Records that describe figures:

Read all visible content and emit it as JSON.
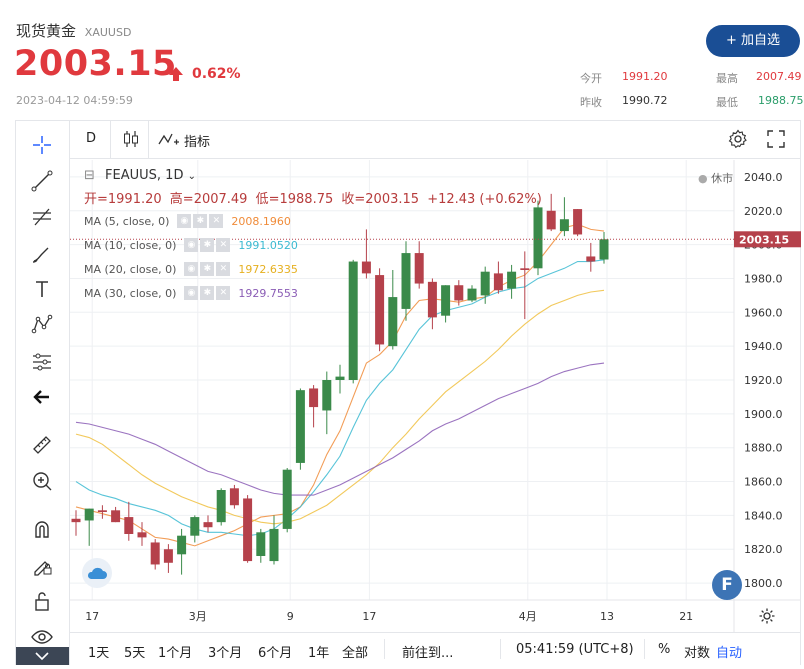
{
  "header": {
    "name": "现货黄金",
    "symbol": "XAUUSD",
    "price": "2003.15",
    "change_pct": "0.62%",
    "timestamp": "2023-04-12 04:59:59",
    "add_button": "+ 加自选",
    "stats": {
      "open_label": "今开",
      "open": "1991.20",
      "high_label": "最高",
      "high": "2007.49",
      "prev_label": "昨收",
      "prev": "1990.72",
      "low_label": "最低",
      "low": "1988.75"
    },
    "colors": {
      "up": "#e0393e",
      "button": "#1a4e95"
    }
  },
  "toolbar": {
    "interval": "D",
    "indicators": "指标"
  },
  "legend": {
    "title": "FEAUUS, 1D",
    "status": "休市",
    "ohlc": {
      "open": "开=1991.20",
      "high": "高=2007.49",
      "low": "低=1988.75",
      "close": "收=2003.15",
      "change": "+12.43 (+0.62%)"
    },
    "ma": [
      {
        "label": "MA (5, close, 0)",
        "value": "2008.1960",
        "color": "#f08c3a"
      },
      {
        "label": "MA (10, close, 0)",
        "value": "1991.0520",
        "color": "#3bbad1"
      },
      {
        "label": "MA (20, close, 0)",
        "value": "1972.6335",
        "color": "#f0c040"
      },
      {
        "label": "MA (30, close, 0)",
        "value": "1929.7553",
        "color": "#8a5cb5"
      }
    ]
  },
  "bottom_bar": {
    "ranges": [
      "1天",
      "5天",
      "1个月",
      "3个月",
      "6个月",
      "1年",
      "全部"
    ],
    "goto": "前往到...",
    "clock": "05:41:59 (UTC+8)",
    "percent": "%",
    "log": "对数",
    "auto": "自动"
  },
  "chart_data": {
    "type": "candlestick",
    "ylim": [
      1790,
      2050
    ],
    "y_ticks": [
      1800,
      1820,
      1840,
      1860,
      1880,
      1900,
      1920,
      1940,
      1960,
      1980,
      2000,
      2020,
      2040
    ],
    "x_ticks": [
      "17",
      "3月",
      "9",
      "17",
      "4月",
      "13",
      "21"
    ],
    "last_price_label": "2003.15",
    "candles": [
      {
        "o": 1838,
        "h": 1843,
        "l": 1828,
        "c": 1836
      },
      {
        "o": 1837,
        "h": 1844,
        "l": 1822,
        "c": 1844
      },
      {
        "o": 1843,
        "h": 1846,
        "l": 1838,
        "c": 1842
      },
      {
        "o": 1843,
        "h": 1845,
        "l": 1836,
        "c": 1836
      },
      {
        "o": 1839,
        "h": 1848,
        "l": 1825,
        "c": 1829
      },
      {
        "o": 1830,
        "h": 1836,
        "l": 1822,
        "c": 1827
      },
      {
        "o": 1824,
        "h": 1826,
        "l": 1808,
        "c": 1811
      },
      {
        "o": 1820,
        "h": 1823,
        "l": 1806,
        "c": 1812
      },
      {
        "o": 1817,
        "h": 1832,
        "l": 1805,
        "c": 1828
      },
      {
        "o": 1828,
        "h": 1840,
        "l": 1824,
        "c": 1839
      },
      {
        "o": 1836,
        "h": 1840,
        "l": 1830,
        "c": 1833
      },
      {
        "o": 1836,
        "h": 1856,
        "l": 1834,
        "c": 1855
      },
      {
        "o": 1856,
        "h": 1858,
        "l": 1844,
        "c": 1846
      },
      {
        "o": 1850,
        "h": 1852,
        "l": 1812,
        "c": 1813
      },
      {
        "o": 1816,
        "h": 1832,
        "l": 1812,
        "c": 1830
      },
      {
        "o": 1813,
        "h": 1840,
        "l": 1811,
        "c": 1832
      },
      {
        "o": 1832,
        "h": 1868,
        "l": 1830,
        "c": 1867
      },
      {
        "o": 1871,
        "h": 1915,
        "l": 1867,
        "c": 1914
      },
      {
        "o": 1915,
        "h": 1917,
        "l": 1892,
        "c": 1904
      },
      {
        "o": 1902,
        "h": 1925,
        "l": 1888,
        "c": 1920
      },
      {
        "o": 1920,
        "h": 1929,
        "l": 1912,
        "c": 1922
      },
      {
        "o": 1920,
        "h": 1991,
        "l": 1918,
        "c": 1990
      },
      {
        "o": 1990,
        "h": 2009,
        "l": 1980,
        "c": 1983
      },
      {
        "o": 1982,
        "h": 1986,
        "l": 1937,
        "c": 1941
      },
      {
        "o": 1940,
        "h": 1985,
        "l": 1938,
        "c": 1969
      },
      {
        "o": 1962,
        "h": 2002,
        "l": 1955,
        "c": 1995
      },
      {
        "o": 1995,
        "h": 2002,
        "l": 1974,
        "c": 1977
      },
      {
        "o": 1978,
        "h": 1980,
        "l": 1950,
        "c": 1957
      },
      {
        "o": 1958,
        "h": 1976,
        "l": 1954,
        "c": 1976
      },
      {
        "o": 1976,
        "h": 1979,
        "l": 1964,
        "c": 1967
      },
      {
        "o": 1967,
        "h": 1976,
        "l": 1966,
        "c": 1974
      },
      {
        "o": 1970,
        "h": 1987,
        "l": 1965,
        "c": 1984
      },
      {
        "o": 1983,
        "h": 1990,
        "l": 1971,
        "c": 1973
      },
      {
        "o": 1974,
        "h": 1988,
        "l": 1968,
        "c": 1984
      },
      {
        "o": 1986,
        "h": 1996,
        "l": 1956,
        "c": 1985
      },
      {
        "o": 1986,
        "h": 2026,
        "l": 1982,
        "c": 2022
      },
      {
        "o": 2020,
        "h": 2030,
        "l": 2008,
        "c": 2009
      },
      {
        "o": 2008,
        "h": 2028,
        "l": 2005,
        "c": 2015
      },
      {
        "o": 2021,
        "h": 2021,
        "l": 2005,
        "c": 2006
      },
      {
        "o": 1993,
        "h": 2001,
        "l": 1984,
        "c": 1990
      },
      {
        "o": 1991.2,
        "h": 2007.49,
        "l": 1988.75,
        "c": 2003.15
      }
    ],
    "ma_series": [
      {
        "name": "MA (5, close, 0)",
        "color": "#f08c3a",
        "values": [
          1845,
          1843,
          1841,
          1839,
          1837,
          1832,
          1827,
          1826,
          1824,
          1822,
          1825,
          1828,
          1831,
          1835,
          1839,
          1840,
          1841,
          1845,
          1858,
          1876,
          1890,
          1910,
          1930,
          1935,
          1943,
          1958,
          1967,
          1968,
          1967,
          1966,
          1968,
          1969,
          1975,
          1979,
          1982,
          1990,
          2000,
          2010,
          2012,
          2009,
          2008
        ]
      },
      {
        "name": "MA (10, close, 0)",
        "color": "#3bbad1",
        "values": [
          1860,
          1855,
          1852,
          1850,
          1847,
          1845,
          1843,
          1840,
          1835,
          1832,
          1830,
          1830,
          1829,
          1828,
          1829,
          1832,
          1838,
          1845,
          1854,
          1864,
          1875,
          1892,
          1908,
          1918,
          1926,
          1938,
          1950,
          1958,
          1961,
          1963,
          1965,
          1969,
          1972,
          1974,
          1975,
          1980,
          1983,
          1986,
          1990,
          1990,
          1991
        ]
      },
      {
        "name": "MA (20, close, 0)",
        "color": "#f0c040",
        "values": [
          1888,
          1886,
          1882,
          1876,
          1870,
          1864,
          1859,
          1855,
          1851,
          1848,
          1845,
          1843,
          1840,
          1838,
          1836,
          1835,
          1836,
          1838,
          1842,
          1846,
          1852,
          1858,
          1864,
          1871,
          1880,
          1888,
          1897,
          1905,
          1913,
          1919,
          1925,
          1931,
          1938,
          1946,
          1953,
          1959,
          1964,
          1967,
          1970,
          1972,
          1973
        ]
      },
      {
        "name": "MA (30, close, 0)",
        "color": "#8a5cb5",
        "values": [
          1895,
          1894,
          1892,
          1890,
          1888,
          1885,
          1882,
          1878,
          1874,
          1870,
          1866,
          1864,
          1861,
          1858,
          1855,
          1853,
          1852,
          1852,
          1852,
          1855,
          1858,
          1862,
          1866,
          1870,
          1874,
          1879,
          1884,
          1890,
          1894,
          1897,
          1901,
          1905,
          1909,
          1912,
          1915,
          1918,
          1922,
          1925,
          1927,
          1929,
          1930
        ]
      }
    ],
    "colors": {
      "up": "#3a8a4a",
      "down": "#b5414b",
      "grid": "#eef0f3"
    }
  }
}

* _What to work on_
Scan the listing above for the word "close" and show each line where it is found.

* _Task result_
      "close": "收=2003.15",
        "label": "MA (5, close, 0)",
        "label": "MA (10, close, 0)",
        "label": "MA (20, close, 0)",
        "label": "MA (30, close, 0)",
        "name": "MA (5, close, 0)",
        "name": "MA (10, close, 0)",
        "name": "MA (20, close, 0)",
        "name": "MA (30, close, 0)",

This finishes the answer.